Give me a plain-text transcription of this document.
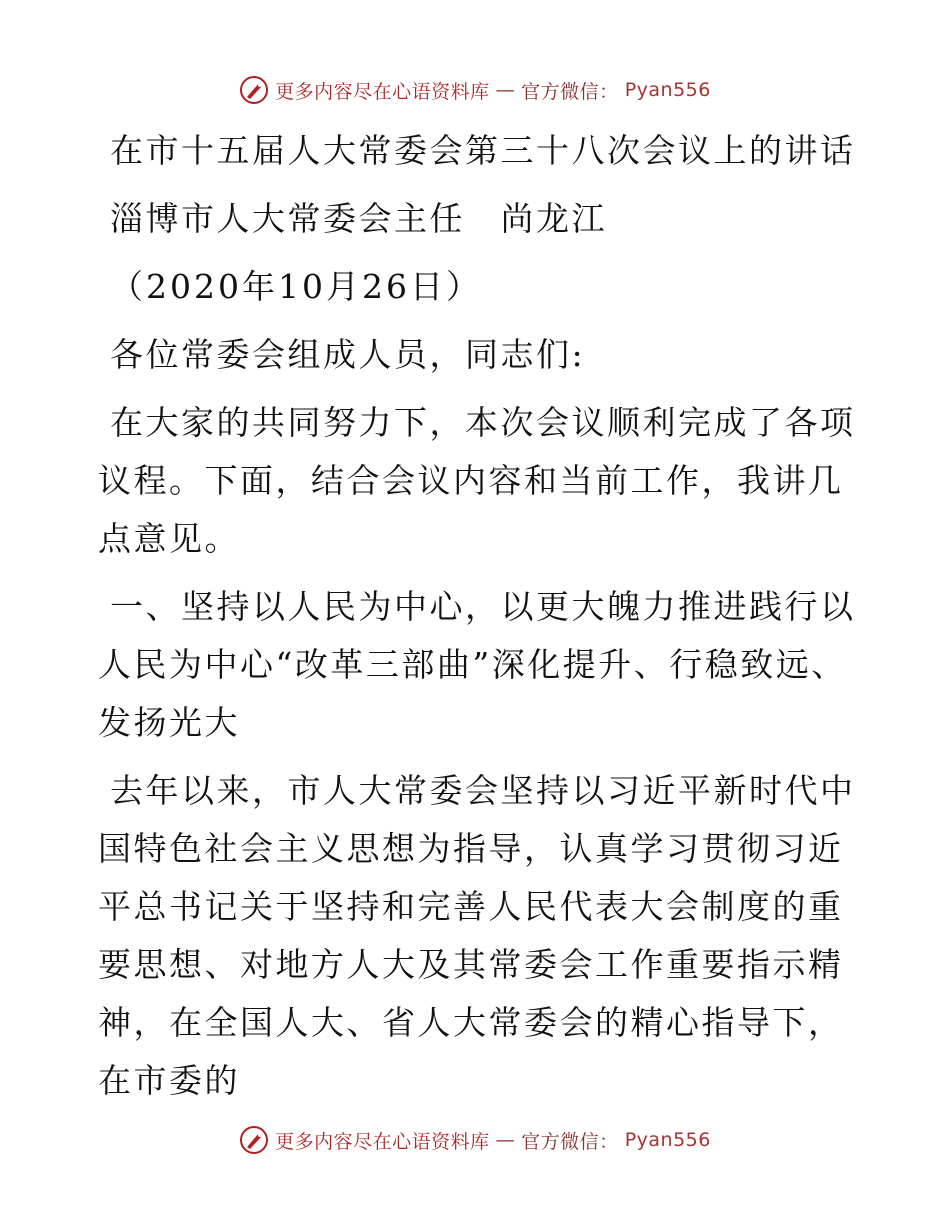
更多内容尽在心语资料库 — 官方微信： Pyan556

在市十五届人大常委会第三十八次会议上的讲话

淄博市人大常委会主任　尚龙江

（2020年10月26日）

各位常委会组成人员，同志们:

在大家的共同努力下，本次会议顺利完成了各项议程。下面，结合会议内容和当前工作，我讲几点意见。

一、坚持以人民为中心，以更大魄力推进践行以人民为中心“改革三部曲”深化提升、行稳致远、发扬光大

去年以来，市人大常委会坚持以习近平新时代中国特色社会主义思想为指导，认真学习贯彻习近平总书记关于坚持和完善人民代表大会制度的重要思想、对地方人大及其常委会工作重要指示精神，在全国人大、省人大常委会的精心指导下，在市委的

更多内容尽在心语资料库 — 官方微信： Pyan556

• • • • • • •

WHAT THE TASK REQUIRES: Using the material above, set down every line exactly, but skip the pictures.

RESPONSE TO THIS TASK:
Give me a plain-text transcription of this document.
更多内容尽在心语资料库 — 官方微信： Pyan556

在市十五届人大常委会第三十八次会议上的讲话

淄博市人大常委会主任　尚龙江

（2020年10月26日）

各位常委会组成人员，同志们:

在大家的共同努力下，本次会议顺利完成了各项议程。下面，结合会议内容和当前工作，我讲几点意见。

一、坚持以人民为中心，以更大魄力推进践行以人民为中心“改革三部曲”深化提升、行稳致远、发扬光大

去年以来，市人大常委会坚持以习近平新时代中国特色社会主义思想为指导，认真学习贯彻习近平总书记关于坚持和完善人民代表大会制度的重要思想、对地方人大及其常委会工作重要指示精神，在全国人大、省人大常委会的精心指导下，在市委的

更多内容尽在心语资料库 — 官方微信： Pyan556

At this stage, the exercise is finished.